DATA SHOWN

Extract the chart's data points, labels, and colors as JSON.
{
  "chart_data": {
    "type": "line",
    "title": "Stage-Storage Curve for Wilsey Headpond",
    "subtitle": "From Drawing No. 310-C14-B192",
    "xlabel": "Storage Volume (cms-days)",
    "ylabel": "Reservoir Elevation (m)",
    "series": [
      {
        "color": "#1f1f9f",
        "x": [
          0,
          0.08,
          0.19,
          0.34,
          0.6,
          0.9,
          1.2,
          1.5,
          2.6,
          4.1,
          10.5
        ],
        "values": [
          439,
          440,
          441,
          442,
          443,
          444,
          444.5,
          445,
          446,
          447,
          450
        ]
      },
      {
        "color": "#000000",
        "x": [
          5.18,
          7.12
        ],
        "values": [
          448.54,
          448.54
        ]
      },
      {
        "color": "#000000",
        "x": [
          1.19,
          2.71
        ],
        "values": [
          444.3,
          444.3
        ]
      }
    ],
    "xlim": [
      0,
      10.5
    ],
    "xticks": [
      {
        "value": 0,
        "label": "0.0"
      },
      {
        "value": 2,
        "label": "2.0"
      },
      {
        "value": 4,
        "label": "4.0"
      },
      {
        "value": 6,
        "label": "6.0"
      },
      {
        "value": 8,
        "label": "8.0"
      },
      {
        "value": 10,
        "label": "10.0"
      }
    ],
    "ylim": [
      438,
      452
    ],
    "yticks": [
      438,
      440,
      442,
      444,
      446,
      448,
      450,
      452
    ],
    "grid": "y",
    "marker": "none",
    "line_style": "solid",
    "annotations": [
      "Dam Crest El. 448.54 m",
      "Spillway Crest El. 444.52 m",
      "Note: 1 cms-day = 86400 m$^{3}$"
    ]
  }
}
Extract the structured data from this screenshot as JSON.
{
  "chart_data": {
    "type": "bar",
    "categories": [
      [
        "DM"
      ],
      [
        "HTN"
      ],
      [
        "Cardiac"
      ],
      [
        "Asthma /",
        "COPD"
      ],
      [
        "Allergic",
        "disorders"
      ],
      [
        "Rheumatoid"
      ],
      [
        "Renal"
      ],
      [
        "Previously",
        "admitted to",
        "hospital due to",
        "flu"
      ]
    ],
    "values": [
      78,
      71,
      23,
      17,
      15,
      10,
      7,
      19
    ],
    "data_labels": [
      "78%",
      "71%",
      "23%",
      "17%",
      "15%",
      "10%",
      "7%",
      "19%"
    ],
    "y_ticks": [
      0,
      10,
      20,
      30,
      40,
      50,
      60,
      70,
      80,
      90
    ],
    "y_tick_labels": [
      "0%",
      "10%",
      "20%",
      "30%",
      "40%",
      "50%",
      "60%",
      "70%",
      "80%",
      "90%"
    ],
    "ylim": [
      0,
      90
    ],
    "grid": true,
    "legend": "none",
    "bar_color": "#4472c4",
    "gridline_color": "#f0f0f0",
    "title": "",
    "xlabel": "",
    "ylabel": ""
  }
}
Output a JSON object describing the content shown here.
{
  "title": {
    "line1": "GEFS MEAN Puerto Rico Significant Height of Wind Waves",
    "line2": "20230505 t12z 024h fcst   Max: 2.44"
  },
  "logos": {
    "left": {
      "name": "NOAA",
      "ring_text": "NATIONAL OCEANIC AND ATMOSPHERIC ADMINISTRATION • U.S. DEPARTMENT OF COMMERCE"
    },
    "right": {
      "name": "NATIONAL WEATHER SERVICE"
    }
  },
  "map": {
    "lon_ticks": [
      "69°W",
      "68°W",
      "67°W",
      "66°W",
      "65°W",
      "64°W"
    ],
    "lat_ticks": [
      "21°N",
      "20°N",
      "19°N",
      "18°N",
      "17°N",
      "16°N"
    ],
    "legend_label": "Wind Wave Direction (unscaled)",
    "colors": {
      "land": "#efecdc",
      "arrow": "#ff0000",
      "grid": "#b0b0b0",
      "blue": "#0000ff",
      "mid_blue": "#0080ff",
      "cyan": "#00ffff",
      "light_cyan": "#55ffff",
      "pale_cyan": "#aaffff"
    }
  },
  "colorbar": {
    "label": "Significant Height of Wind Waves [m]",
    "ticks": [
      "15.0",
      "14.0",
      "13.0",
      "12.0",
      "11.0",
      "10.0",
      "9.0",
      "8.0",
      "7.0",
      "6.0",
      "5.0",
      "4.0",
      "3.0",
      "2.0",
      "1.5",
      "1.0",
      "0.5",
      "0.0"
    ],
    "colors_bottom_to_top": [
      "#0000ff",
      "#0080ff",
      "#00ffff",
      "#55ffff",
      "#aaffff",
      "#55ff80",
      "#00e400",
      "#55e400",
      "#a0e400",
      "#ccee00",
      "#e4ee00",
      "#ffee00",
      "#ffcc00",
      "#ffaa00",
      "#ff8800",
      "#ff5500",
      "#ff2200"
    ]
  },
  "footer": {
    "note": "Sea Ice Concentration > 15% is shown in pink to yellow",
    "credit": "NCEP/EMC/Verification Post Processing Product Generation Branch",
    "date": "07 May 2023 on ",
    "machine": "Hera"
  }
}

SET EXERCISE
Your task is to gather every line with the word "Wind" and copy it.

ANSWER TO THIS EXERCISE
    "line1": "GEFS MEAN Puerto Rico Significant Height of Wind Waves",
    "legend_label": "Wind Wave Direction (unscaled)",
    "label": "Significant Height of Wind Waves [m]",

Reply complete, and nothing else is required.